Stored items>
-- -- --

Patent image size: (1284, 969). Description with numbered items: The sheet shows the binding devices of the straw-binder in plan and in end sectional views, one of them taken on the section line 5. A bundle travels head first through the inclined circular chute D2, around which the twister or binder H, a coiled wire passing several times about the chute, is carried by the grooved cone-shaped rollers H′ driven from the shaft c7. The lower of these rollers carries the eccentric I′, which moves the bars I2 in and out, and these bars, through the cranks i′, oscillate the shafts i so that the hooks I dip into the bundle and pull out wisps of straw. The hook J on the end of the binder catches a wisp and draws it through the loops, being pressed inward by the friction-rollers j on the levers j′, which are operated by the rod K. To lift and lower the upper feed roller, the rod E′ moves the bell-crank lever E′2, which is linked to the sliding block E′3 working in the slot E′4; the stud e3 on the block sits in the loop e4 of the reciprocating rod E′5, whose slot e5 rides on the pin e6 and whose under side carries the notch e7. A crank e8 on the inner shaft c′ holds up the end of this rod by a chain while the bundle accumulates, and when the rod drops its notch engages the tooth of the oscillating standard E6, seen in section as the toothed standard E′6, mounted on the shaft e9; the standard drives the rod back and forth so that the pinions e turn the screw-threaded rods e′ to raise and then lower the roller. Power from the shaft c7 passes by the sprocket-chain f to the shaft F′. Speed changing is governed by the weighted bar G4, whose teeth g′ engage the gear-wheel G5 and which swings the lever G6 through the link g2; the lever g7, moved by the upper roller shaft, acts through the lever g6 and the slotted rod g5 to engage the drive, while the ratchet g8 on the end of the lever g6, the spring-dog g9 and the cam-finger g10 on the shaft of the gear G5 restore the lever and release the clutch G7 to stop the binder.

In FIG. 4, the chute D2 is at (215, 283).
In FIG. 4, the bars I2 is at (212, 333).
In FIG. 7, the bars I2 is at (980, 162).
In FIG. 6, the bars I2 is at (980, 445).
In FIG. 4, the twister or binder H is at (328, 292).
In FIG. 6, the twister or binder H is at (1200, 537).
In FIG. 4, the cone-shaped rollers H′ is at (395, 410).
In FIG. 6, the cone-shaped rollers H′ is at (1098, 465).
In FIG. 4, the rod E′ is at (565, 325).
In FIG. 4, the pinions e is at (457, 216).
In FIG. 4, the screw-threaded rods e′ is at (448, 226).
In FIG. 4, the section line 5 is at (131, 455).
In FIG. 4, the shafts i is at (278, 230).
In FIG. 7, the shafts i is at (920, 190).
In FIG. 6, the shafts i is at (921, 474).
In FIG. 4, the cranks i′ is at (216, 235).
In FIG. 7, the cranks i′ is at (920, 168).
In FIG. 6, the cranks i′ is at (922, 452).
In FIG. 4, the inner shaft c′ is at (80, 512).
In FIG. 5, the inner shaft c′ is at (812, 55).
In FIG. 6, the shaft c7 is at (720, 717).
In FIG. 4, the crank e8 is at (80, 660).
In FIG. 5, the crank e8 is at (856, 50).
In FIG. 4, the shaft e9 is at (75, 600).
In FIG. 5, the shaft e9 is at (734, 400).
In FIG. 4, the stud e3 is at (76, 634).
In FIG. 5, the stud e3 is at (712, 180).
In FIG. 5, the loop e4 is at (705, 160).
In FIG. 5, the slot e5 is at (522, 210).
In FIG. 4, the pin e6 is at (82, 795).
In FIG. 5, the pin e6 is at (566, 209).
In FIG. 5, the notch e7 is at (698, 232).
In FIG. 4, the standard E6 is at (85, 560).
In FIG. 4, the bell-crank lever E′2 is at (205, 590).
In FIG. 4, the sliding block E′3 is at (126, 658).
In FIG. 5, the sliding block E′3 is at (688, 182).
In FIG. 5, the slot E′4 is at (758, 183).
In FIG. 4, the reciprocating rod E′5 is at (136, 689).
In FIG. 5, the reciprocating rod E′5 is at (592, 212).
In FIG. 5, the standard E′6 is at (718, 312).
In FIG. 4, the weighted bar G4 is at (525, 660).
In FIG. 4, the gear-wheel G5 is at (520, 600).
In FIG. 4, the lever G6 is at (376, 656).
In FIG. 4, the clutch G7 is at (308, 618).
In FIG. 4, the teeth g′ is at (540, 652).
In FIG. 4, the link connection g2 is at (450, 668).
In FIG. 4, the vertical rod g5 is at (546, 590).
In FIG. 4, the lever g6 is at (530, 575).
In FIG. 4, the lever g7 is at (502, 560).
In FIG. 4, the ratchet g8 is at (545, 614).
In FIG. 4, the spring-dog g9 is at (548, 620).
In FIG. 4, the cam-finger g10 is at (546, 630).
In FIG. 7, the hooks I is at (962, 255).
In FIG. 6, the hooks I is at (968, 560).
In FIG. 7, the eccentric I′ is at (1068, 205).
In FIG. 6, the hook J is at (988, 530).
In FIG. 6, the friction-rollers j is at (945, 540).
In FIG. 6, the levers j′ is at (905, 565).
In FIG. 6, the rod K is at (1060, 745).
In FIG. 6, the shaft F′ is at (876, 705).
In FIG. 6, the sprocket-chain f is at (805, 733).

-- -- --

AIM>
Write out all of the material above again, line for line and character for character, without changing anything.

SOLUTION TO THE EXERCISE>
Patent image size: (1284, 969). Description with numbered items: The sheet shows the binding devices of the straw-binder in plan and in end sectional views, one of them taken on the section line 5. A bundle travels head first through the inclined circular chute D2, around which the twister or binder H, a coiled wire passing several times about the chute, is carried by the grooved cone-shaped rollers H′ driven from the shaft c7. The lower of these rollers carries the eccentric I′, which moves the bars I2 in and out, and these bars, through the cranks i′, oscillate the shafts i so that the hooks I dip into the bundle and pull out wisps of straw. The hook J on the end of the binder catches a wisp and draws it through the loops, being pressed inward by the friction-rollers j on the levers j′, which are operated by the rod K. To lift and lower the upper feed roller, the rod E′ moves the bell-crank lever E′2, which is linked to the sliding block E′3 working in the slot E′4; the stud e3 on the block sits in the loop e4 of the reciprocating rod E′5, whose slot e5 rides on the pin e6 and whose under side carries the notch e7. A crank e8 on the inner shaft c′ holds up the end of this rod by a chain while the bundle accumulates, and when the rod drops its notch engages the tooth of the oscillating standard E6, seen in section as the toothed standard E′6, mounted on the shaft e9; the standard drives the rod back and forth so that the pinions e turn the screw-threaded rods e′ to raise and then lower the roller. Power from the shaft c7 passes by the sprocket-chain f to the shaft F′. Speed changing is governed by the weighted bar G4, whose teeth g′ engage the gear-wheel G5 and which swings the lever G6 through the link g2; the lever g7, moved by the upper roller shaft, acts through the lever g6 and the slotted rod g5 to engage the drive, while the ratchet g8 on the end of the lever g6, the spring-dog g9 and the cam-finger g10 on the shaft of the gear G5 restore the lever and release the clutch G7 to stop the binder.

In FIG. 4, the chute D2 is at (215, 283).
In FIG. 4, the bars I2 is at (212, 333).
In FIG. 7, the bars I2 is at (980, 162).
In FIG. 6, the bars I2 is at (980, 445).
In FIG. 4, the twister or binder H is at (328, 292).
In FIG. 6, the twister or binder H is at (1200, 537).
In FIG. 4, the cone-shaped rollers H′ is at (395, 410).
In FIG. 6, the cone-shaped rollers H′ is at (1098, 465).
In FIG. 4, the rod E′ is at (565, 325).
In FIG. 4, the pinions e is at (457, 216).
In FIG. 4, the screw-threaded rods e′ is at (448, 226).
In FIG. 4, the section line 5 is at (131, 455).
In FIG. 4, the shafts i is at (278, 230).
In FIG. 7, the shafts i is at (920, 190).
In FIG. 6, the shafts i is at (921, 474).
In FIG. 4, the cranks i′ is at (216, 235).
In FIG. 7, the cranks i′ is at (920, 168).
In FIG. 6, the cranks i′ is at (922, 452).
In FIG. 4, the inner shaft c′ is at (80, 512).
In FIG. 5, the inner shaft c′ is at (812, 55).
In FIG. 6, the shaft c7 is at (720, 717).
In FIG. 4, the crank e8 is at (80, 660).
In FIG. 5, the crank e8 is at (856, 50).
In FIG. 4, the shaft e9 is at (75, 600).
In FIG. 5, the shaft e9 is at (734, 400).
In FIG. 4, the stud e3 is at (76, 634).
In FIG. 5, the stud e3 is at (712, 180).
In FIG. 5, the loop e4 is at (705, 160).
In FIG. 5, the slot e5 is at (522, 210).
In FIG. 4, the pin e6 is at (82, 795).
In FIG. 5, the pin e6 is at (566, 209).
In FIG. 5, the notch e7 is at (698, 232).
In FIG. 4, the standard E6 is at (85, 560).
In FIG. 4, the bell-crank lever E′2 is at (205, 590).
In FIG. 4, the sliding block E′3 is at (126, 658).
In FIG. 5, the sliding block E′3 is at (688, 182).
In FIG. 5, the slot E′4 is at (758, 183).
In FIG. 4, the reciprocating rod E′5 is at (136, 689).
In FIG. 5, the reciprocating rod E′5 is at (592, 212).
In FIG. 5, the standard E′6 is at (718, 312).
In FIG. 4, the weighted bar G4 is at (525, 660).
In FIG. 4, the gear-wheel G5 is at (520, 600).
In FIG. 4, the lever G6 is at (376, 656).
In FIG. 4, the clutch G7 is at (308, 618).
In FIG. 4, the teeth g′ is at (540, 652).
In FIG. 4, the link connection g2 is at (450, 668).
In FIG. 4, the vertical rod g5 is at (546, 590).
In FIG. 4, the lever g6 is at (530, 575).
In FIG. 4, the lever g7 is at (502, 560).
In FIG. 4, the ratchet g8 is at (545, 614).
In FIG. 4, the spring-dog g9 is at (548, 620).
In FIG. 4, the cam-finger g10 is at (546, 630).
In FIG. 7, the hooks I is at (962, 255).
In FIG. 6, the hooks I is at (968, 560).
In FIG. 7, the eccentric I′ is at (1068, 205).
In FIG. 6, the hook J is at (988, 530).
In FIG. 6, the friction-rollers j is at (945, 540).
In FIG. 6, the levers j′ is at (905, 565).
In FIG. 6, the rod K is at (1060, 745).
In FIG. 6, the shaft F′ is at (876, 705).
In FIG. 6, the sprocket-chain f is at (805, 733).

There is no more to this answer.